_EXERCISE TASK_. Pull out every line below that holds the word "text".

_DATASET RECORDS_.

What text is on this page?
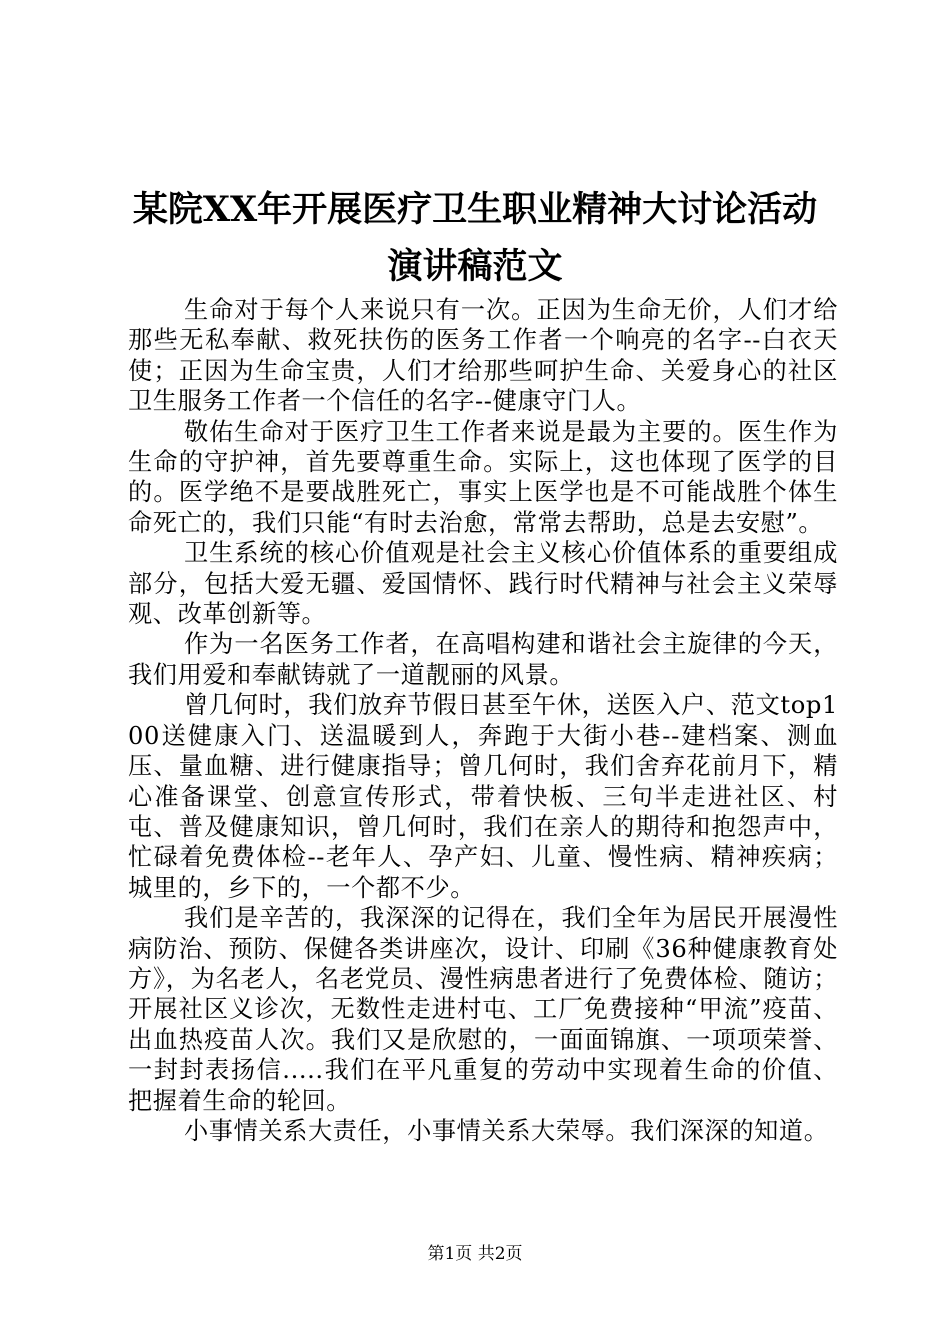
某院XX年开展医疗卫生职业精神大讨论活动
演讲稿范文

生命对于每个人来说只有一次。正因为生命无价，人们才给那些无私奉献、救死扶伤的医务工作者一个响亮的名字--白衣天使；正因为生命宝贵，人们才给那些呵护生命、关爱身心的社区卫生服务工作者一个信任的名字--健康守门人。

敬佑生命对于医疗卫生工作者来说是最为主要的。医生作为生命的守护神，首先要尊重生命。实际上，这也体现了医学的目的。医学绝不是要战胜死亡，事实上医学也是不可能战胜个体生命死亡的，我们只能“有时去治愈，常常去帮助，总是去安慰”。

卫生系统的核心价值观是社会主义核心价值体系的重要组成部分，包括大爱无疆、爱国情怀、践行时代精神与社会主义荣辱观、改革创新等。

作为一名医务工作者，在高唱构建和谐社会主旋律的今天，我们用爱和奉献铸就了一道靓丽的风景。

曾几何时，我们放弃节假日甚至午休，送医入户、范文top100送健康入门、送温暖到人，奔跑于大街小巷--建档案、测血压、量血糖、进行健康指导；曾几何时，我们舍弃花前月下，精心准备课堂、创意宣传形式，带着快板、三句半走进社区、村屯、普及健康知识，曾几何时，我们在亲人的期待和抱怨声中，忙碌着免费体检--老年人、孕产妇、儿童、慢性病、精神疾病；城里的，乡下的，一个都不少。

我们是辛苦的，我深深的记得在，我们全年为居民开展漫性病防治、预防、保健各类讲座次，设计、印刷《36种健康教育处方》，为名老人，名老党员、漫性病患者进行了免费体检、随访；开展社区义诊次，无数性走进村屯、工厂免费接种“甲流”疫苗、出血热疫苗人次。我们又是欣慰的，一面面锦旗、一项项荣誉、一封封表扬信.....我们在平凡重复的劳动中实现着生命的价值、把握着生命的轮回。

小事情关系大责任，小事情关系大荣辱。我们深深的知道。

第1页 共2页
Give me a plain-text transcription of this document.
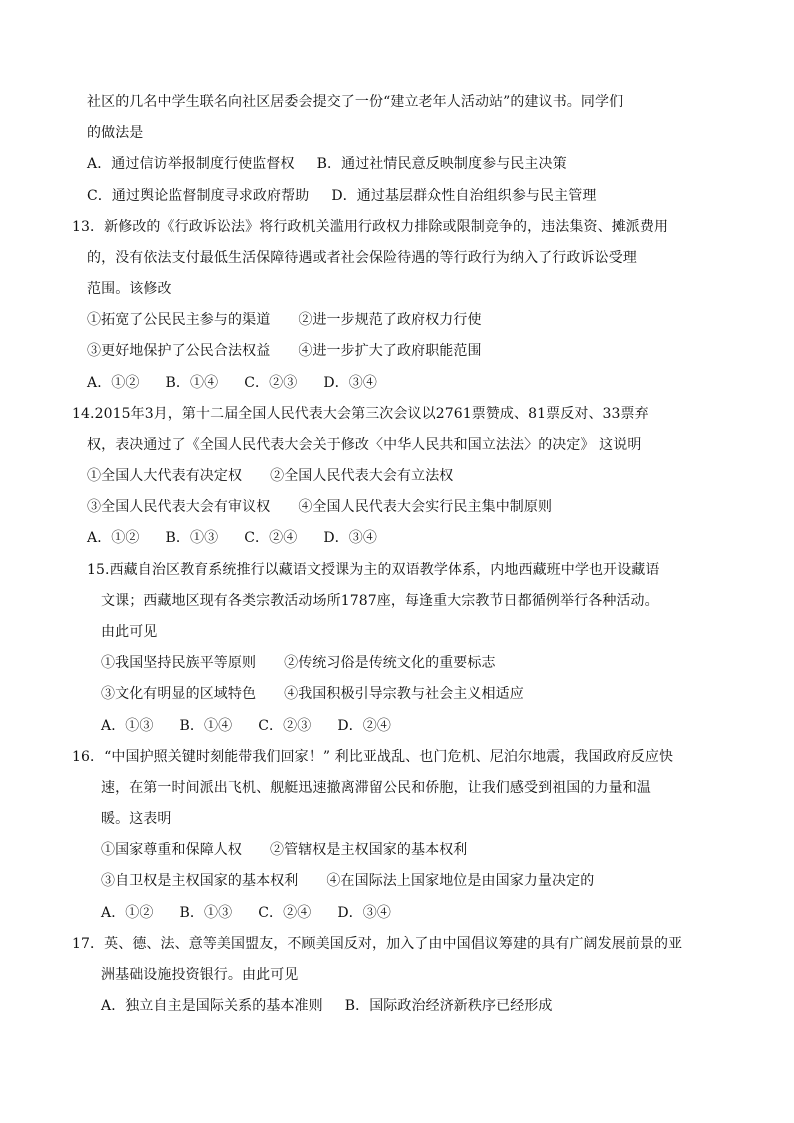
社区的几名中学生联名向社区居委会提交了一份“建立老年人活动站”的建议书。同学们
的做法是
A．通过信访举报制度行使监督权 B．通过社情民意反映制度参与民主决策
C．通过舆论监督制度寻求政府帮助 D．通过基层群众性自治组织参与民主管理
13．新修改的《行政诉讼法》将行政机关滥用行政权力排除或限制竞争的，违法集资、摊派费用
的，没有依法支付最低生活保障待遇或者社会保险待遇的等行政行为纳入了行政诉讼受理
范围。该修改
①拓宽了公民民主参与的渠道 ②进一步规范了政府权力行使
③更好地保护了公民合法权益 ④进一步扩大了政府职能范围
A．①② B．①④ C．②③ D．③④
14.2015年3月，第十二届全国人民代表大会第三次会议以2761票赞成、81票反对、33票弃
权，表决通过了《全国人民代表大会关于修改〈中华人民共和国立法法〉的决定》 这说明
①全国人大代表有决定权 ②全国人民代表大会有立法权
③全国人民代表大会有审议权 ④全国人民代表大会实行民主集中制原则
A．①② B．①③ C．②④ D．③④
15.西藏自治区教育系统推行以藏语文授课为主的双语教学体系，内地西藏班中学也开设藏语
文课；西藏地区现有各类宗教活动场所1787座，每逢重大宗教节日都循例举行各种活动。
由此可见
①我国坚持民族平等原则 ②传统习俗是传统文化的重要标志
③文化有明显的区域特色 ④我国积极引导宗教与社会主义相适应
A．①③ B．①④ C．②③ D．②④
16．“中国护照关键时刻能带我们回家！” 利比亚战乱、也门危机、尼泊尔地震，我国政府反应快
速，在第一时间派出飞机、舰艇迅速撤离滞留公民和侨胞，让我们感受到祖国的力量和温
暖。这表明
①国家尊重和保障人权 ②管辖权是主权国家的基本权利
③自卫权是主权国家的基本权利 ④在国际法上国家地位是由国家力量决定的
A．①② B．①③ C．②④ D．③④
17．英、德、法、意等美国盟友，不顾美国反对，加入了由中国倡议筹建的具有广阔发展前景的亚
洲基础设施投资银行。由此可见
A．独立自主是国际关系的基本准则 B．国际政治经济新秩序已经形成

_CORRECT RESPONSE_.
What text is on this page?
Give me a plain-text transcription of this document.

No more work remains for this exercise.